Find and return each line containing "重置本钱".

▶ **Provided entries**:
======
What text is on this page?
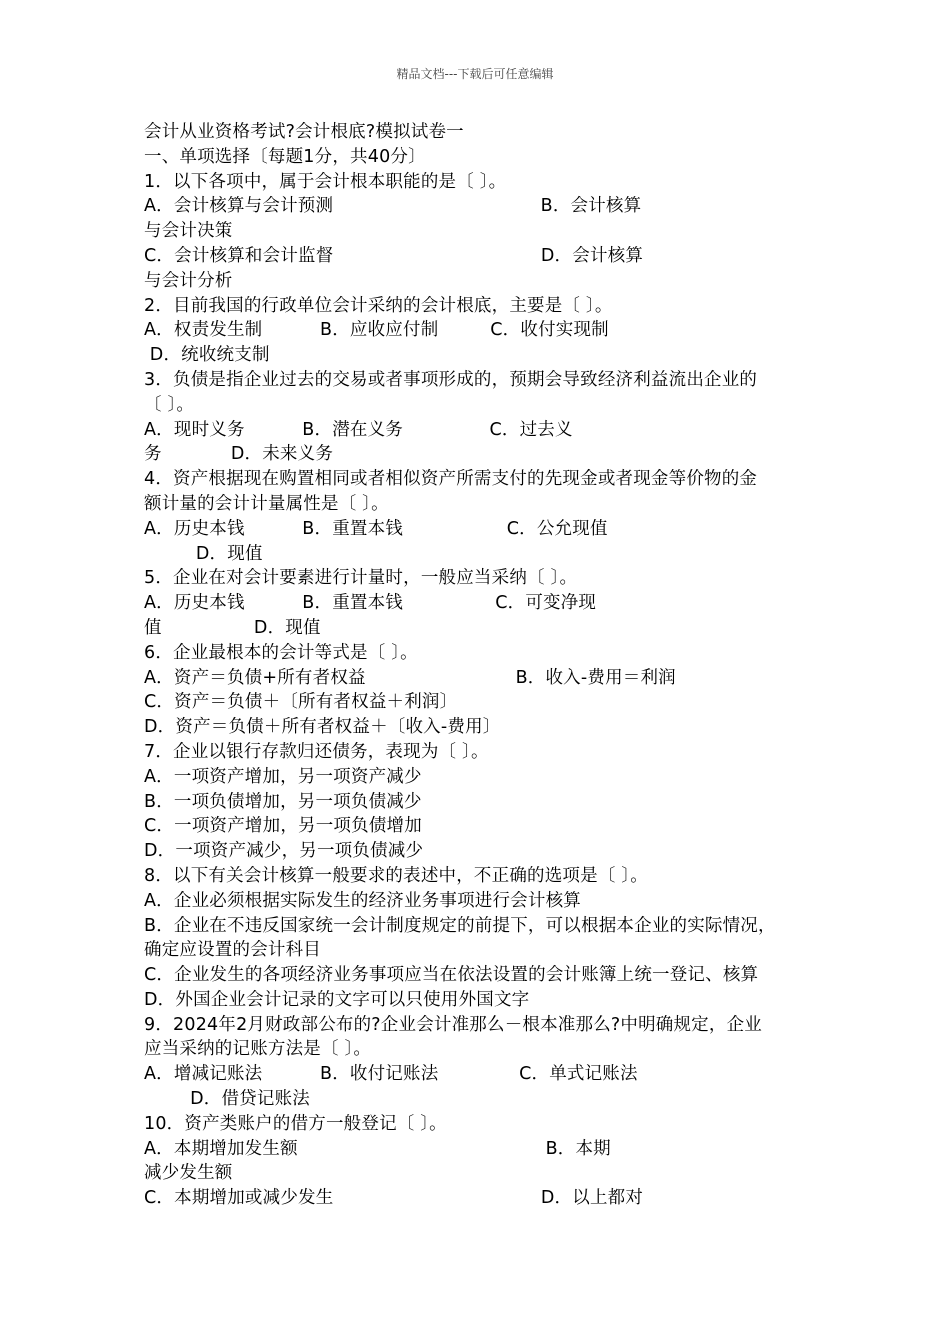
精品文档---下载后可任意编辑
会计从业资格考试?会计根底?模拟试卷一
一、单项选择〔每题1分，共40分〕
1．以下各项中，属于会计根本职能的是〔 〕。
A．会计核算与会计预测                                    B．会计核算
与会计决策
C．会计核算和会计监督                                    D．会计核算
与会计分析
2．目前我国的行政单位会计采纳的会计根底，主要是〔 〕。
A．权责发生制          B．应收应付制         C．收付实现制
D．统收统支制
3．负债是指企业过去的交易或者事项形成的，预期会导致经济利益流出企业的
〔 〕。
A．现时义务          B．潜在义务               C．过去义
务            D．未来义务
4．资产根据现在购置相同或者相似资产所需支付的先现金或者现金等价物的金
额计量的会计计量属性是〔 〕。
A．历史本钱          B．重置本钱                  C．公允现值
D．现值
5．企业在对会计要素进行计量时，一般应当采纳〔 〕。
A．历史本钱          B．重置本钱                C．可变净现
值                D．现值
6．企业最根本的会计等式是〔 〕。
A．资产＝负债+所有者权益                          B．收入-费用＝利润
C．资产＝负债＋〔所有者权益＋利润〕
D．资产＝负债＋所有者权益＋〔收入-费用〕
7．企业以银行存款归还债务，表现为〔 〕。
A．一项资产增加，另一项资产减少
B．一项负债增加，另一项负债减少
C．一项资产增加，另一项负债增加
D．一项资产减少，另一项负债减少
8．以下有关会计核算一般要求的表述中，不正确的选项是〔 〕。
A．企业必须根据实际发生的经济业务事项进行会计核算
B．企业在不违反国家统一会计制度规定的前提下，可以根据本企业的实际情况，
确定应设置的会计科目
C．企业发生的各项经济业务事项应当在依法设置的会计账簿上统一登记、核算
D．外国企业会计记录的文字可以只使用外国文字
9．2024年2月财政部公布的?企业会计准那么－根本准那么?中明确规定，企业
应当采纳的记账方法是〔 〕。
A．增减记账法          B．收付记账法              C．单式记账法
D．借贷记账法
10．资产类账户的借方一般登记〔 〕。
A．本期增加发生额                                           B．本期
减少发生额
C．本期增加或减少发生                                    D．以上都对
======
▶ **Solution**:
A．历史本钱          B．重置本钱                  C．公允现值
A．历史本钱          B．重置本钱                C．可变净现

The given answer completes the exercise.